**DATA FOR PROCESSING**
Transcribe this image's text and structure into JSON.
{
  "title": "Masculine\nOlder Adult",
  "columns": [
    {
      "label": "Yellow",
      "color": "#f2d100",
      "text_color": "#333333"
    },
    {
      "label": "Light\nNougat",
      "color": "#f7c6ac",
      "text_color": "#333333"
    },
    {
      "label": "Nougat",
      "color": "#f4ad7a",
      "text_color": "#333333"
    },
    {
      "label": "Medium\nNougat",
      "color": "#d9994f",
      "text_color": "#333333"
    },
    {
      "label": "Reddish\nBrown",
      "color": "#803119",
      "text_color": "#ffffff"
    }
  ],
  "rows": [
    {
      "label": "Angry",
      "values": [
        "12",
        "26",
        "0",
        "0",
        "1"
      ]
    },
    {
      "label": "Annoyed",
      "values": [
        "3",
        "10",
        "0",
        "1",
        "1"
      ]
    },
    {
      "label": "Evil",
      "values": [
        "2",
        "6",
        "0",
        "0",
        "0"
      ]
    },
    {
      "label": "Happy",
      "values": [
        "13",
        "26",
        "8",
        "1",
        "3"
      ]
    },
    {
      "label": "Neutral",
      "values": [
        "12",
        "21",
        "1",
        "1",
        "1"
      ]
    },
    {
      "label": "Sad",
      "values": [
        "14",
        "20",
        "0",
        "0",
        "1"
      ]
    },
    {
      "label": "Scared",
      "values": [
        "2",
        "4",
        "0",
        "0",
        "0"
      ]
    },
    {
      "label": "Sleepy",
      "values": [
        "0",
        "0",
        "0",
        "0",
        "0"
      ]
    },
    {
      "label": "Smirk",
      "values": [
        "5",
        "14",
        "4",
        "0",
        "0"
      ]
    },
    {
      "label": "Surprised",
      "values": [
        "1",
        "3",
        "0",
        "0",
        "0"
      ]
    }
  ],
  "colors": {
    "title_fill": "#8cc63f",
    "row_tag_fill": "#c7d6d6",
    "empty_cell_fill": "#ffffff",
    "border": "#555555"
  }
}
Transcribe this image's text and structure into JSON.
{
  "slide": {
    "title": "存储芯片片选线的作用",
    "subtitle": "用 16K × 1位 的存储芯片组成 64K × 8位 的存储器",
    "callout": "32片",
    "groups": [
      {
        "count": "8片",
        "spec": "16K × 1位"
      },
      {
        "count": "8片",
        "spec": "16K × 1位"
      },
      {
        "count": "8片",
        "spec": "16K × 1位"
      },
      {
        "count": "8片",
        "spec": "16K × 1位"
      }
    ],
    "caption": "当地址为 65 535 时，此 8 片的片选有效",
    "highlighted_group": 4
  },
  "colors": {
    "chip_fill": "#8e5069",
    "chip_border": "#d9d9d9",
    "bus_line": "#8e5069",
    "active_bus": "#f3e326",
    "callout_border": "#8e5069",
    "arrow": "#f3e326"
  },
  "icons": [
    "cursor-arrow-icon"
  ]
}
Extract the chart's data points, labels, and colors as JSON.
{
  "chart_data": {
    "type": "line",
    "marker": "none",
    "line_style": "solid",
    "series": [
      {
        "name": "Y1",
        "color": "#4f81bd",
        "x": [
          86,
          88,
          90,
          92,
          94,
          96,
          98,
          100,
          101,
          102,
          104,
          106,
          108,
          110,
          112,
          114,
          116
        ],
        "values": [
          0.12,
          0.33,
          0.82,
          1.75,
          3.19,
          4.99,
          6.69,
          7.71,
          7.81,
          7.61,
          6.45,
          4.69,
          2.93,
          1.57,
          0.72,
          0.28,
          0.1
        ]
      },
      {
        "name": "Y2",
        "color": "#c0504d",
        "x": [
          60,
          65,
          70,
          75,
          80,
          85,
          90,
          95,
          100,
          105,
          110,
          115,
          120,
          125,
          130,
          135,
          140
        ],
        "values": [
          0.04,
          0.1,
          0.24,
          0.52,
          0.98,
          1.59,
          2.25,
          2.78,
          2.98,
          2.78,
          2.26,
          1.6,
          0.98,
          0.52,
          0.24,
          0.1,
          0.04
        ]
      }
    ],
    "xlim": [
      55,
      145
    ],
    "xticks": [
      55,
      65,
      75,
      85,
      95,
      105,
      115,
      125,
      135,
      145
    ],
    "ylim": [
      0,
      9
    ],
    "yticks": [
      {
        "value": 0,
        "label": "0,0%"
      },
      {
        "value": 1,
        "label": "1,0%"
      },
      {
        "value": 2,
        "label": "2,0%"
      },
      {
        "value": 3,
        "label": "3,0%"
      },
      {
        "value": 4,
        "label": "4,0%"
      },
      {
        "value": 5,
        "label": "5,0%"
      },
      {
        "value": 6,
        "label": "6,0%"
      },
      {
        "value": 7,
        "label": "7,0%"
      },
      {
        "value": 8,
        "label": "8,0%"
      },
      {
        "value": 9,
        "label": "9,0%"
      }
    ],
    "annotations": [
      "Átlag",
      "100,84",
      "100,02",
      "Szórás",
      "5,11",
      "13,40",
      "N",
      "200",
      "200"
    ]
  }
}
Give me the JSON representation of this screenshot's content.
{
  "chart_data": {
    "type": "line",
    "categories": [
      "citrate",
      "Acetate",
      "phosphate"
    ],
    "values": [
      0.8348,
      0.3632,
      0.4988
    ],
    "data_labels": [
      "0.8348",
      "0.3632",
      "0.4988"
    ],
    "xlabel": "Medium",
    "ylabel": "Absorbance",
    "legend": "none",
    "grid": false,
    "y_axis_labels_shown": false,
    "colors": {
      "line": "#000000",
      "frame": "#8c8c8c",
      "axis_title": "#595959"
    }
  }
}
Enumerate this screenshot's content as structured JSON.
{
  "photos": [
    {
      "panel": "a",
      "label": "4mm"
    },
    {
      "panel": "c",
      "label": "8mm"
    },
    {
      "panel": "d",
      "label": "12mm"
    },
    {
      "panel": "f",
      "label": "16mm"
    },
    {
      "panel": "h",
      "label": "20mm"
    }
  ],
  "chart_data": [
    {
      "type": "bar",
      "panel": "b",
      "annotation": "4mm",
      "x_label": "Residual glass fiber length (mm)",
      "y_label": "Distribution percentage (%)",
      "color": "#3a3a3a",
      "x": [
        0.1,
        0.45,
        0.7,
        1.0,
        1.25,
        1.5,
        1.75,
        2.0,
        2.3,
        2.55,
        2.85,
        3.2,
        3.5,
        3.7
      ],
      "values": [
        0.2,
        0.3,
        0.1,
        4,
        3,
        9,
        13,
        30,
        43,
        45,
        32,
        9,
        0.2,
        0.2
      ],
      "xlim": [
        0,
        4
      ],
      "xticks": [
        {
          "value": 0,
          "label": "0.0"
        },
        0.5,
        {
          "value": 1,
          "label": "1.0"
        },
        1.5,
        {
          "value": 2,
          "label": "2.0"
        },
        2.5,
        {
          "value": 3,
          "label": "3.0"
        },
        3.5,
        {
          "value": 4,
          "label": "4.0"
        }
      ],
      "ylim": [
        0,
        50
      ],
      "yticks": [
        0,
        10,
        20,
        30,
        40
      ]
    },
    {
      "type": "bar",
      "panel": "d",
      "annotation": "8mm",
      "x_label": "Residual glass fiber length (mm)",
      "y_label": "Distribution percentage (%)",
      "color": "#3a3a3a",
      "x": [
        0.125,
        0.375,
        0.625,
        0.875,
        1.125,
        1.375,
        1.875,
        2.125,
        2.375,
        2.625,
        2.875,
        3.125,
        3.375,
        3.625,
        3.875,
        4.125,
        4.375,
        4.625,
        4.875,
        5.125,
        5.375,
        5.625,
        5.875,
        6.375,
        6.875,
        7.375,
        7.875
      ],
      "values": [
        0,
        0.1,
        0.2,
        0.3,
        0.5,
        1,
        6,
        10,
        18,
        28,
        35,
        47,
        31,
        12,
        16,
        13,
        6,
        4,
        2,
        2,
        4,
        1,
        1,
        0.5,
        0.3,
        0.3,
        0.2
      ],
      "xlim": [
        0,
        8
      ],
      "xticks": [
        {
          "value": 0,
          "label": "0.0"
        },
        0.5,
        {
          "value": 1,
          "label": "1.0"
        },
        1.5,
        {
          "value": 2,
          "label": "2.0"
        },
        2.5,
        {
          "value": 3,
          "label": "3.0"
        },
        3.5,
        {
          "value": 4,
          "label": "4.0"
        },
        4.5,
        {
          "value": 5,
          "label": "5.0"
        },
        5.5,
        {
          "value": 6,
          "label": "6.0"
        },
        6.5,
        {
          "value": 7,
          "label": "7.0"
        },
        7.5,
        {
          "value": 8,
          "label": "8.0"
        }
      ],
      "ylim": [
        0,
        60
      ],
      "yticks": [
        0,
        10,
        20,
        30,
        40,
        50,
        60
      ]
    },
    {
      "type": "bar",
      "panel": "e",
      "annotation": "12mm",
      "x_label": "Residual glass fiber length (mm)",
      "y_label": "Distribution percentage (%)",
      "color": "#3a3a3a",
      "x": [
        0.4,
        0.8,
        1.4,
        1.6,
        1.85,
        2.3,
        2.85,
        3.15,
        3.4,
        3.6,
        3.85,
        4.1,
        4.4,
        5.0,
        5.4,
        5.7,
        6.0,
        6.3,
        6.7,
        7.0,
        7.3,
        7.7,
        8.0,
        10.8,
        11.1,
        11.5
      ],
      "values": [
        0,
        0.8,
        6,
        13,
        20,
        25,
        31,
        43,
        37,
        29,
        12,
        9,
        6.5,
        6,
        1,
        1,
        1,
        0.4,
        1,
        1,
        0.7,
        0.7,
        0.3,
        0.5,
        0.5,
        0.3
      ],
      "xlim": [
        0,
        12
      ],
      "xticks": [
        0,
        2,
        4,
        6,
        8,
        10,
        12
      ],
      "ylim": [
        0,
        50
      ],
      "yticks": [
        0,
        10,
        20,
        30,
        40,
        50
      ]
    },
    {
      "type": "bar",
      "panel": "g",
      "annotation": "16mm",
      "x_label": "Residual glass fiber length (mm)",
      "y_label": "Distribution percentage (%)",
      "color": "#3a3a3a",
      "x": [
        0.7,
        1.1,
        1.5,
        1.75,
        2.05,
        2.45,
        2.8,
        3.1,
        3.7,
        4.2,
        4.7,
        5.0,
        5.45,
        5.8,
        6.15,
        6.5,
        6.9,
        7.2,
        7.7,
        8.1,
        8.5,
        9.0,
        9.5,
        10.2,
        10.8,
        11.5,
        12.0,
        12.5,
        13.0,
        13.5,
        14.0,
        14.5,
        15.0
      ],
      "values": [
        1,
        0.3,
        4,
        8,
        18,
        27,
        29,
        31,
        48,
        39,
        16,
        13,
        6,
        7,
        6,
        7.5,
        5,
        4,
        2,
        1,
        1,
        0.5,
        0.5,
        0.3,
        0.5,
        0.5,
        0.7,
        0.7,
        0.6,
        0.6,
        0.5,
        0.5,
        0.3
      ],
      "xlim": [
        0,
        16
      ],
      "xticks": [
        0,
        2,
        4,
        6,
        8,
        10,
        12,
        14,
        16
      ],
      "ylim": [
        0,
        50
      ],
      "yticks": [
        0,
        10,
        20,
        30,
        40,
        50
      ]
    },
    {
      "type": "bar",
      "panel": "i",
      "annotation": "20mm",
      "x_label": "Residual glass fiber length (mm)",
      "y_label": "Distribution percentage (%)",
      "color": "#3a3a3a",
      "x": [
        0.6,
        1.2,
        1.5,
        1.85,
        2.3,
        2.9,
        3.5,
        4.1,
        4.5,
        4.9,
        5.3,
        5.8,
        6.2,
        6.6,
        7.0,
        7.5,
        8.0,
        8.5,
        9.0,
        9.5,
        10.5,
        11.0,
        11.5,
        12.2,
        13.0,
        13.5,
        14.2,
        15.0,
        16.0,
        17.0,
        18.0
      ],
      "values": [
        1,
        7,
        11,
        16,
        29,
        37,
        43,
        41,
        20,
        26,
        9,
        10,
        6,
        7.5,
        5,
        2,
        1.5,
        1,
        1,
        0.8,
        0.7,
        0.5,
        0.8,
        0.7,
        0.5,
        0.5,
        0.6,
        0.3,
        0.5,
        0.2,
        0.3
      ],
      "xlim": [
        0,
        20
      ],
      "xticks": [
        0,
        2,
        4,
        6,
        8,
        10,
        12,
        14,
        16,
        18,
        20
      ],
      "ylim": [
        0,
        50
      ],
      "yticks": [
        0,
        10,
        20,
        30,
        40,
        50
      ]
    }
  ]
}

**EXERCISE REQUIREMENTS**
Show the lines that mention the word "ffffff".

**WORKED ANSWER**
      "text_color": "#ffffff"
    "empty_cell_fill": "#ffffff",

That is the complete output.